# PROBLEMS:
1 – Translate this sentence from the problem about Alex's game into Spanish: "Alex is a perfectionist, so he decided to get as many points as possible."
2 – In the problem about Alex's game, what is the largest value that n can have?
3 – Go on with the problem about Alex's game from the point where it stops.

# TEXT:
B

Alex doesn't like boredom. That's why whenever he gets bored, he comes up with games. One long winter evening he came up with a game and decided to play it.

Given a sequence a consisting of n integers. The player can make several steps. In a single step he can choose an element of the sequence (let's denote it a_k) and delete it, at that all elements equal to a_k + 1 and a_k - 1 also must be deleted from the sequence. That step brings a_k points to the player.

Alex is a perfectionist, so he decided to get as many points as possible. Help him.

Input

The first line contains integer n (1 ≤ n ≤ 10⁵) that shows how many numbers are in Alex's sequence.

The second line contains n integers a₁, a₂, ..., a_n (1 ≤ a_i ≤ 10⁵).

Output

Print a single integer — the maximum number of points that Alex can earn.

Examples

Input

2
1 2

Output

2

Input

3
1 2 3

Output

4

Input

9
1 2 1 3 2 2 2 2 3

Output

10

Note

Consider the third test example. At first step we need to choose any element equal to 2. After that step our sequence looks like this [2, 2, 2, 2]. Then we do 4 steps, on each step we choose any element equals to 2. In total we earn 10 points.

# GIVEN INFORMATION:
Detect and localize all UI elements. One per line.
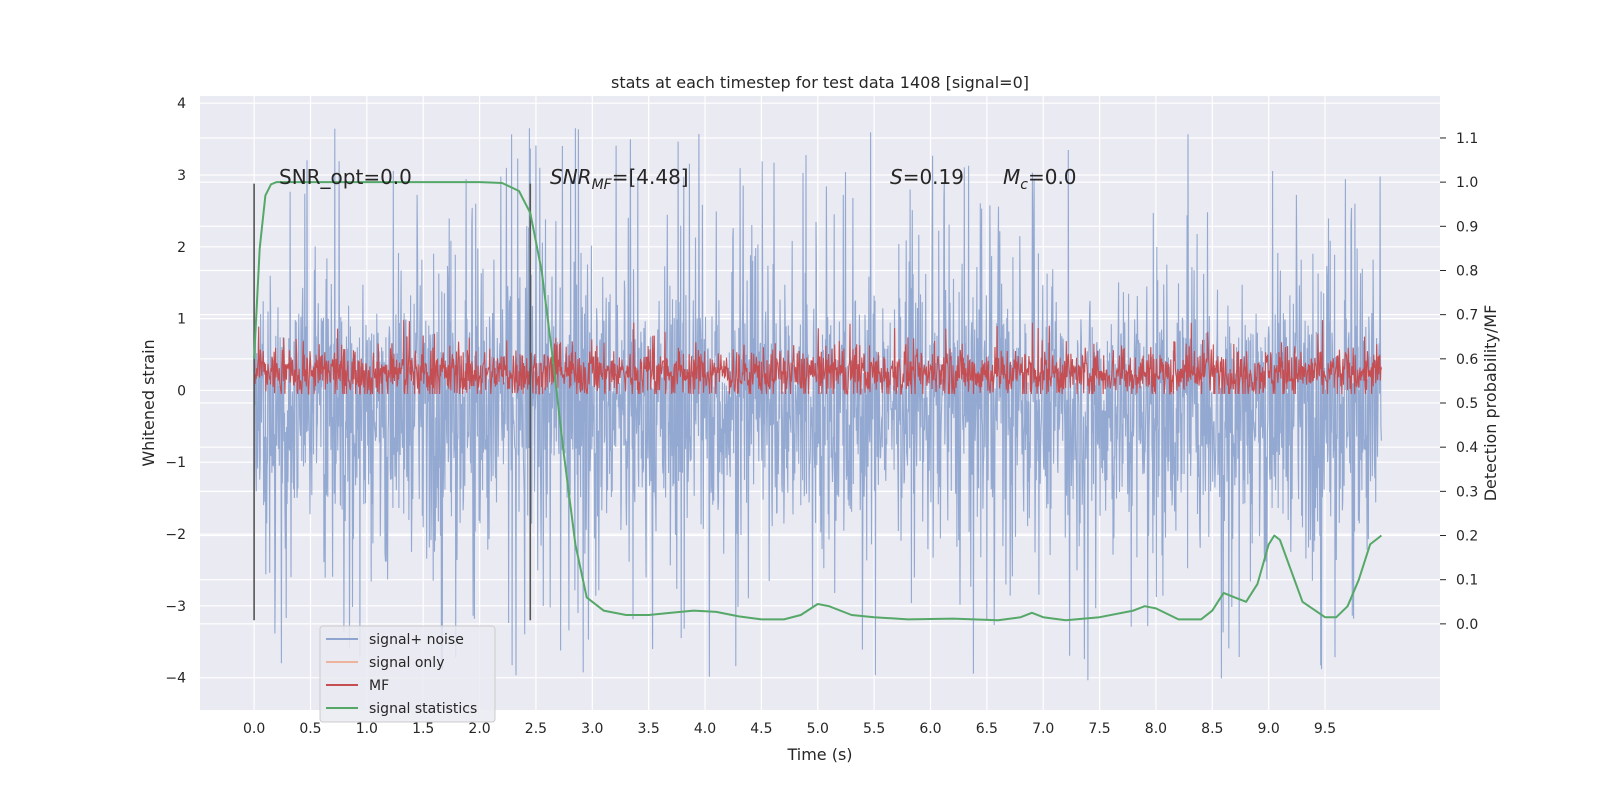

# PER-TASK OUTPUTS:
1 – Alex es perfeccionista, así que decidió conseguir la mayor cantidad de puntos posible.

2 – n can be at most 10⁵.

3 –
题意：选择一个数ak删除,并且删除ak+1和ak-1，同时得到ak分，求最大可以获得的分

#include<bits/stdc++.h>
using namespace std;
typedef long long ll;
const int maxn=1e5+10;
ll a[maxn],b[maxn];
ll dp[maxn];
int main()
{
    ll n,m=0;
    scanf("%lld",&n);
    memset(dp,0,sizeof(dp));
    memset(b,0,sizeof(b));
    for(int i=1;i<=n;i++)
    {
        scanf("%lld",&a[i]);
        if(m<a[i])
          m=a[i];
        b[a[i]]++;
    }
    dp[0]=0;
    dp[1]=b[1];
    for(int i=2;i<=m;i++)
    {
        dp[i]=max(dp[i-1],dp[i-2]+b[i]*i);
    }
     cout<<dp[m]<<endl;
     return 0; 
} 
//dp[i]=max(dp[i-2]+n[i]*i，dp[i-1])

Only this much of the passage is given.